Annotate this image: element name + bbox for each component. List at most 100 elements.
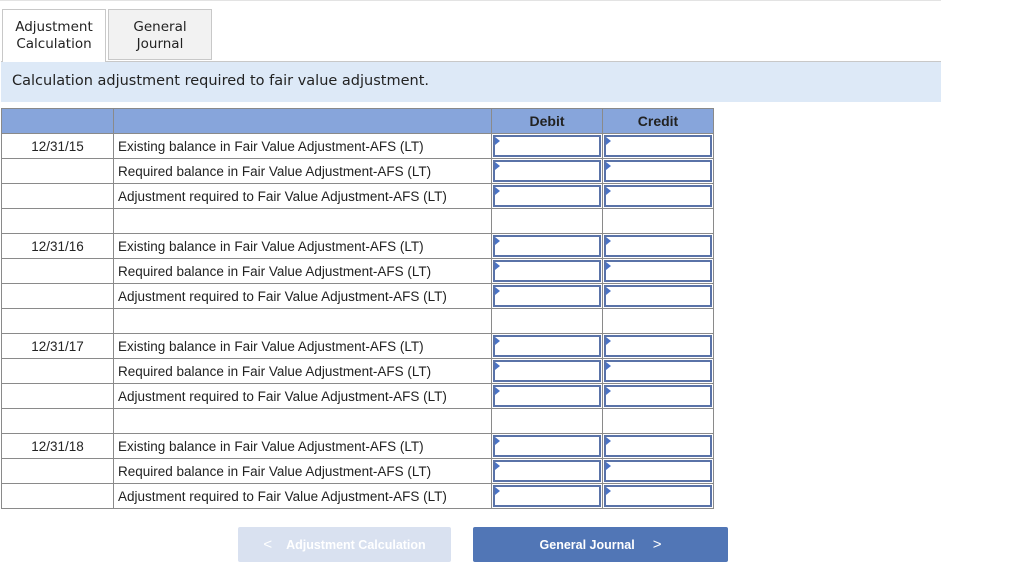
debit-input[interactable] <box>493 260 601 282</box>
credit-input[interactable] <box>604 260 712 282</box>
debit-cell <box>491 383 603 409</box>
debit-cell <box>491 458 603 484</box>
date-cell <box>1 183 114 209</box>
adjustment-table: Debit Credit 12/31/15 Existing balance in… <box>1 108 714 509</box>
table-row: Adjustment required to Fair Value Adjust… <box>1 383 714 409</box>
description-cell: Existing balance in Fair Value Adjustmen… <box>113 233 492 259</box>
table-row: Required balance in Fair Value Adjustmen… <box>1 358 714 384</box>
debit-cell <box>491 483 603 509</box>
header-credit: Credit <box>602 108 714 134</box>
debit-cell <box>491 233 603 259</box>
credit-input[interactable] <box>604 385 712 407</box>
empty-cell <box>113 308 492 334</box>
credit-input[interactable] <box>604 335 712 357</box>
credit-input[interactable] <box>604 235 712 257</box>
description-cell: Existing balance in Fair Value Adjustmen… <box>113 333 492 359</box>
debit-input[interactable] <box>493 385 601 407</box>
instruction-banner: Calculation adjustment required to fair … <box>1 61 941 102</box>
next-button[interactable]: General Journal > <box>473 527 728 562</box>
date-cell <box>1 483 114 509</box>
credit-input[interactable] <box>604 435 712 457</box>
debit-input[interactable] <box>493 360 601 382</box>
empty-cell <box>113 408 492 434</box>
tab-label-line1: General <box>133 19 187 35</box>
debit-input[interactable] <box>493 185 601 207</box>
date-cell: 12/31/18 <box>1 433 114 459</box>
credit-cell <box>602 233 714 259</box>
description-cell: Adjustment required to Fair Value Adjust… <box>113 283 492 309</box>
description-cell: Existing balance in Fair Value Adjustmen… <box>113 433 492 459</box>
table-row: Required balance in Fair Value Adjustmen… <box>1 458 714 484</box>
empty-cell <box>491 308 603 334</box>
description-cell: Required balance in Fair Value Adjustmen… <box>113 258 492 284</box>
debit-input[interactable] <box>493 335 601 357</box>
tab-adjustment-calculation[interactable]: Adjustment Calculation <box>2 9 106 62</box>
credit-cell <box>602 258 714 284</box>
debit-input[interactable] <box>493 285 601 307</box>
credit-cell <box>602 483 714 509</box>
debit-cell <box>491 158 603 184</box>
debit-input[interactable] <box>493 235 601 257</box>
tab-label-line2: Calculation <box>16 36 92 52</box>
date-cell <box>1 283 114 309</box>
credit-cell <box>602 358 714 384</box>
table-row: 12/31/17 Existing balance in Fair Value A… <box>1 333 714 359</box>
table-row: Adjustment required to Fair Value Adjust… <box>1 183 714 209</box>
debit-input[interactable] <box>493 435 601 457</box>
table-row: Adjustment required to Fair Value Adjust… <box>1 483 714 509</box>
prev-button-label: Adjustment Calculation <box>286 537 426 552</box>
tab-general-journal[interactable]: General Journal <box>108 9 212 60</box>
header-debit: Debit <box>491 108 603 134</box>
empty-cell <box>491 208 603 234</box>
spacer-row <box>1 208 714 234</box>
tab-label-line2: Journal <box>136 36 184 52</box>
credit-cell <box>602 458 714 484</box>
debit-cell <box>491 358 603 384</box>
debit-input[interactable] <box>493 485 601 507</box>
credit-input[interactable] <box>604 285 712 307</box>
debit-input[interactable] <box>493 135 601 157</box>
header-date <box>1 108 114 134</box>
description-cell: Required balance in Fair Value Adjustmen… <box>113 458 492 484</box>
credit-input[interactable] <box>604 160 712 182</box>
table-row: 12/31/16 Existing balance in Fair Value A… <box>1 233 714 259</box>
debit-input[interactable] <box>493 160 601 182</box>
table-header-row: Debit Credit <box>1 108 714 134</box>
header-description <box>113 108 492 134</box>
description-cell: Existing balance in Fair Value Adjustmen… <box>113 133 492 159</box>
chevron-left-icon: < <box>263 536 273 553</box>
empty-cell <box>1 208 114 234</box>
credit-cell <box>602 333 714 359</box>
credit-cell <box>602 183 714 209</box>
table-row: Required balance in Fair Value Adjustmen… <box>1 158 714 184</box>
date-cell: 12/31/16 <box>1 233 114 259</box>
date-cell <box>1 458 114 484</box>
credit-input[interactable] <box>604 360 712 382</box>
empty-cell <box>113 208 492 234</box>
empty-cell <box>602 208 714 234</box>
debit-input[interactable] <box>493 460 601 482</box>
debit-cell <box>491 283 603 309</box>
debit-cell <box>491 433 603 459</box>
credit-input[interactable] <box>604 135 712 157</box>
date-cell: 12/31/17 <box>1 333 114 359</box>
prev-button[interactable]: < Adjustment Calculation <box>238 527 451 562</box>
debit-cell <box>491 133 603 159</box>
spacer-row <box>1 308 714 334</box>
table-row: Required balance in Fair Value Adjustmen… <box>1 258 714 284</box>
date-cell <box>1 158 114 184</box>
date-cell <box>1 258 114 284</box>
credit-cell <box>602 133 714 159</box>
spacer-row <box>1 408 714 434</box>
credit-input[interactable] <box>604 485 712 507</box>
date-cell <box>1 383 114 409</box>
table-row: Adjustment required to Fair Value Adjust… <box>1 283 714 309</box>
description-cell: Required balance in Fair Value Adjustmen… <box>113 358 492 384</box>
credit-cell <box>602 433 714 459</box>
credit-cell <box>602 383 714 409</box>
date-cell <box>1 358 114 384</box>
date-cell: 12/31/15 <box>1 133 114 159</box>
credit-input[interactable] <box>604 460 712 482</box>
credit-input[interactable] <box>604 185 712 207</box>
empty-cell <box>491 408 603 434</box>
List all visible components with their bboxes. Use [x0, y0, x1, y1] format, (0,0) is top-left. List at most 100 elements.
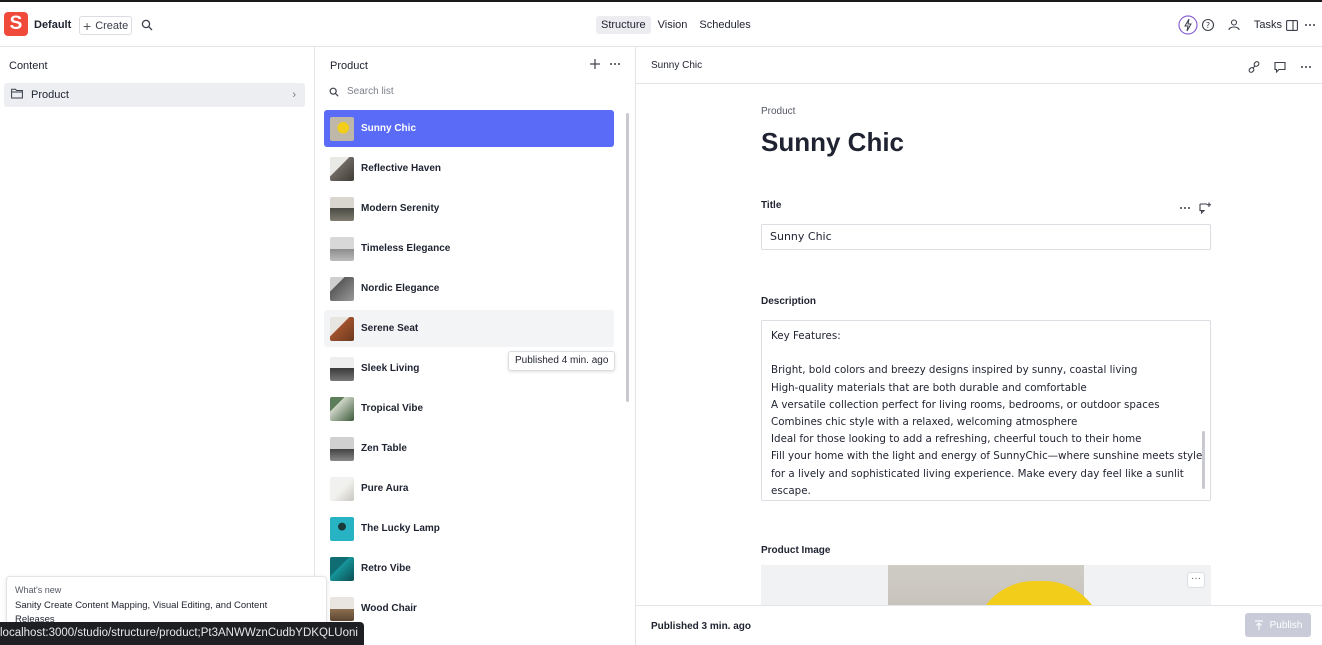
description-line: A versatile collection perfect for livin…	[771, 398, 1160, 411]
list-item[interactable]: The Lucky Lamp	[324, 510, 614, 547]
top-bar: S Default + Create Structure Vision Sche…	[0, 0, 1322, 47]
create-button[interactable]: + Create	[79, 16, 132, 35]
chevron-right-icon: ›	[292, 89, 296, 101]
main-nav: Structure Vision Schedules	[596, 16, 756, 34]
image-menu-button[interactable]: ···	[1187, 572, 1205, 588]
list-item[interactable]: Zen Table	[324, 430, 614, 467]
title-field-actions	[1179, 202, 1211, 214]
description-textarea[interactable]: Key Features: Bright, bold colors and br…	[761, 320, 1211, 501]
title-field-label: Title	[761, 200, 782, 211]
list-item-label: Sunny Chic	[361, 123, 417, 134]
product-thumbnail	[330, 277, 354, 301]
link-icon[interactable]	[1244, 57, 1264, 77]
search-icon[interactable]	[141, 19, 153, 31]
description-line: Key Features:	[771, 330, 841, 342]
more-icon[interactable]	[1300, 15, 1320, 35]
publish-status: Published 3 min. ago	[651, 621, 752, 632]
tasks-button[interactable]: Tasks	[1254, 19, 1298, 31]
content-pane-title: Content	[9, 60, 48, 72]
list-item-label: Tropical Vibe	[361, 403, 424, 414]
list-item[interactable]: Retro Vibe	[324, 550, 614, 587]
search-placeholder: Search list	[347, 86, 394, 97]
content-item-product[interactable]: Product ›	[4, 83, 305, 107]
list-item-label: Modern Serenity	[361, 203, 440, 214]
nav-structure[interactable]: Structure	[596, 16, 651, 34]
description-line: for a lively and sophisticated living ex…	[771, 467, 1184, 480]
document-pane: Sunny Chic Product Sunny Chic Title Sunn…	[636, 47, 1322, 645]
list-item[interactable]: Tropical Vibe	[324, 390, 614, 427]
tasks-label: Tasks	[1253, 19, 1282, 31]
panel-icon	[1286, 19, 1298, 31]
list-item-label: Reflective Haven	[361, 163, 442, 174]
publish-icon	[1254, 620, 1263, 630]
more-icon[interactable]	[1296, 57, 1316, 77]
list-item[interactable]: Reflective Haven	[324, 150, 614, 187]
description-line: Combines chic style with a relaxed, welc…	[771, 416, 1078, 428]
list-item-label: Sleek Living	[361, 363, 420, 374]
add-comment-icon[interactable]	[1199, 202, 1211, 214]
list-item[interactable]: Serene Seat	[324, 310, 614, 347]
list-item[interactable]: Modern Serenity	[324, 190, 614, 227]
top-right-tools: ? Tasks	[1178, 14, 1322, 36]
plus-icon: +	[83, 17, 92, 34]
user-avatar-icon[interactable]	[1224, 15, 1244, 35]
product-thumbnail	[330, 157, 354, 181]
description-line: Ideal for those looking to add a refresh…	[771, 433, 1142, 446]
list-item[interactable]: Timeless Elegance	[324, 230, 614, 267]
document-type-label: Product	[761, 106, 796, 117]
document-header-title: Sunny Chic	[651, 60, 703, 71]
product-thumbnail	[330, 517, 354, 541]
content-pane: Content Product ›	[0, 47, 315, 645]
description-line	[771, 345, 1201, 362]
search-list-input[interactable]: Search list	[329, 86, 394, 97]
folder-icon	[11, 88, 23, 99]
comment-icon[interactable]	[1270, 57, 1290, 77]
help-icon[interactable]: ?	[1198, 15, 1218, 35]
sanity-logo[interactable]: S	[4, 12, 28, 36]
workspace-name[interactable]: Default	[34, 19, 71, 31]
description-scrollbar[interactable]	[1202, 431, 1205, 489]
document-footer: Published 3 min. ago Publish	[636, 605, 1322, 645]
list-item-label: Serene Seat	[361, 323, 419, 334]
add-icon[interactable]	[589, 58, 601, 70]
product-pane-actions	[589, 58, 621, 70]
whats-new-label: What's new	[15, 585, 62, 595]
list-item[interactable]: Pure Aura	[324, 470, 614, 507]
published-tooltip: Published 4 min. ago	[508, 351, 616, 371]
status-url-bar: localhost:3000/studio/structure/product;…	[0, 622, 364, 645]
product-image-label: Product Image	[761, 545, 831, 556]
document-title: Sunny Chic	[761, 127, 905, 157]
search-icon	[329, 87, 339, 97]
more-icon[interactable]	[609, 58, 621, 70]
nav-vision[interactable]: Vision	[653, 16, 693, 34]
list-item[interactable]: Sunny Chic	[324, 110, 614, 147]
product-thumbnail	[330, 117, 354, 141]
list-item-label: Nordic Elegance	[361, 283, 440, 294]
list-item-label: Pure Aura	[361, 483, 409, 494]
list-item-label: Retro Vibe	[361, 563, 411, 574]
document-header: Sunny Chic	[636, 47, 1322, 84]
list-item[interactable]: Nordic Elegance	[324, 270, 614, 307]
product-thumbnail	[330, 397, 354, 421]
more-icon[interactable]	[1179, 202, 1191, 214]
publish-button[interactable]: Publish	[1245, 613, 1311, 637]
title-input[interactable]: Sunny Chic	[761, 224, 1211, 250]
list-scrollbar[interactable]	[626, 113, 629, 402]
create-button-label: Create	[95, 19, 129, 32]
content-item-label: Product	[31, 89, 69, 101]
product-thumbnail	[330, 597, 354, 621]
product-thumbnail	[330, 557, 354, 581]
list-item-label: Timeless Elegance	[361, 243, 451, 254]
ai-assist-icon[interactable]	[1178, 15, 1198, 35]
product-thumbnail	[330, 477, 354, 501]
product-pane: Product Search list Sunny Chic Reflectiv…	[315, 47, 636, 645]
nav-schedules[interactable]: Schedules	[694, 16, 755, 34]
description-line: High-quality materials that are both dur…	[771, 381, 1087, 394]
product-thumbnail	[330, 197, 354, 221]
product-thumbnail	[330, 437, 354, 461]
description-field-label: Description	[761, 296, 817, 307]
list-item[interactable]: Wood Chair	[324, 590, 614, 627]
description-line: escape.	[771, 484, 811, 497]
publish-label: Publish	[1269, 619, 1303, 631]
document-header-actions	[1244, 57, 1316, 77]
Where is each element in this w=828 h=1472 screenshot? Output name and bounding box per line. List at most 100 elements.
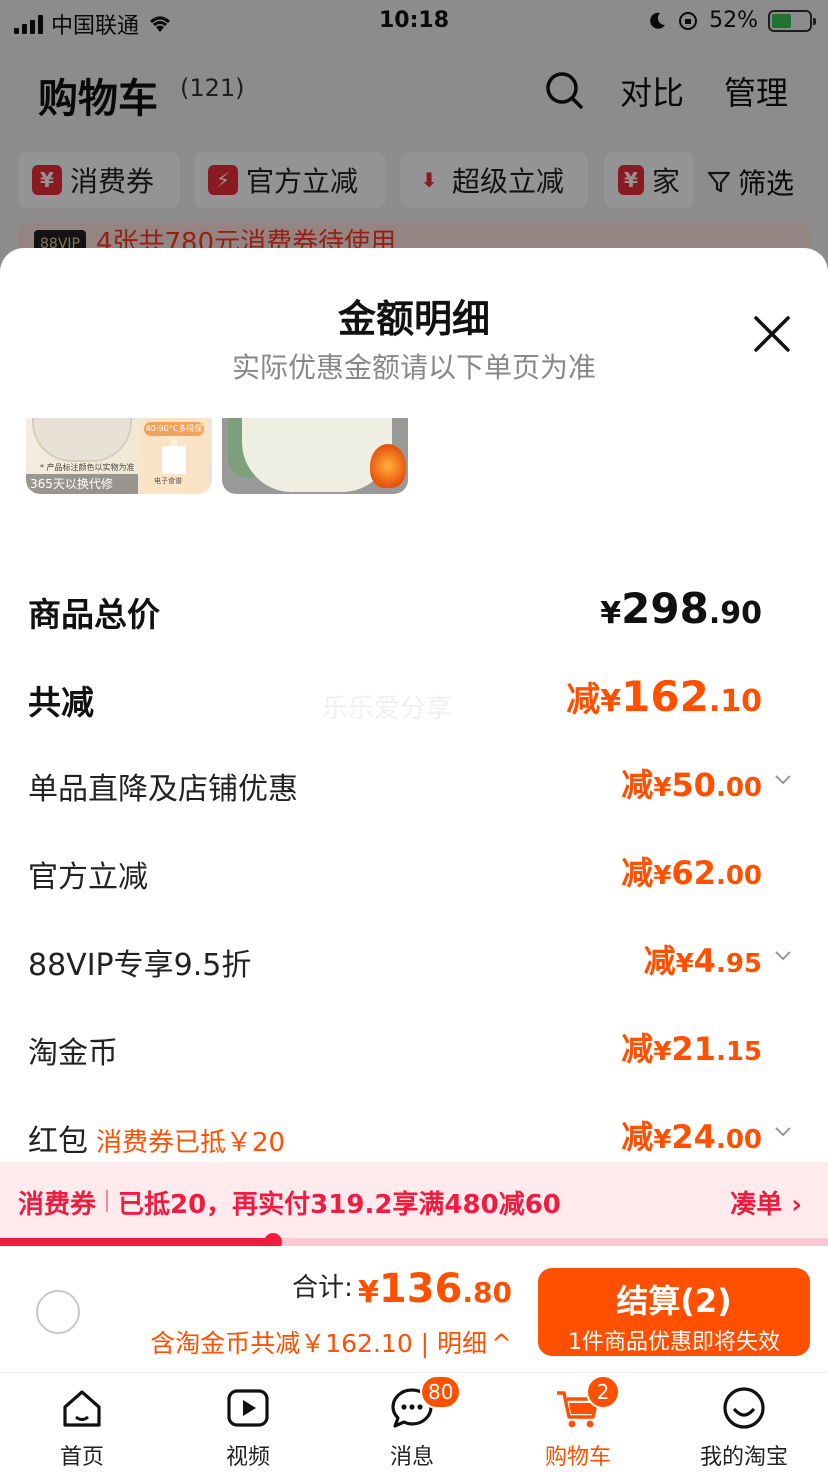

▶ _What this task involves_: Copy the lines exactly, beginning at the line that contains "debit-input[interactable] <box>493 260" and stopping after the line that contains "empty-cell <box>113 308 492 334</box>".

▶ _Reply_:
debit-input[interactable] <box>493 260 601 282</box>
credit-input[interactable] <box>604 260 712 282</box>
debit-cell <box>491 383 603 409</box>
debit-cell <box>491 458 603 484</box>
date-cell <box>1 183 114 209</box>
adjustment-table: Debit Credit 12/31/15 Existing balance in… <box>1 108 714 509</box>
table-row: Adjustment required to Fair Value Adjust… <box>1 383 714 409</box>
description-cell: Existing balance in Fair Value Adjustmen… <box>113 233 492 259</box>
table-row: Required balance in Fair Value Adjustmen… <box>1 358 714 384</box>
debit-cell <box>491 483 603 509</box>
header-credit: Credit <box>602 108 714 134</box>
debit-cell <box>491 233 603 259</box>
credit-input[interactable] <box>604 385 712 407</box>
empty-cell <box>113 308 492 334</box>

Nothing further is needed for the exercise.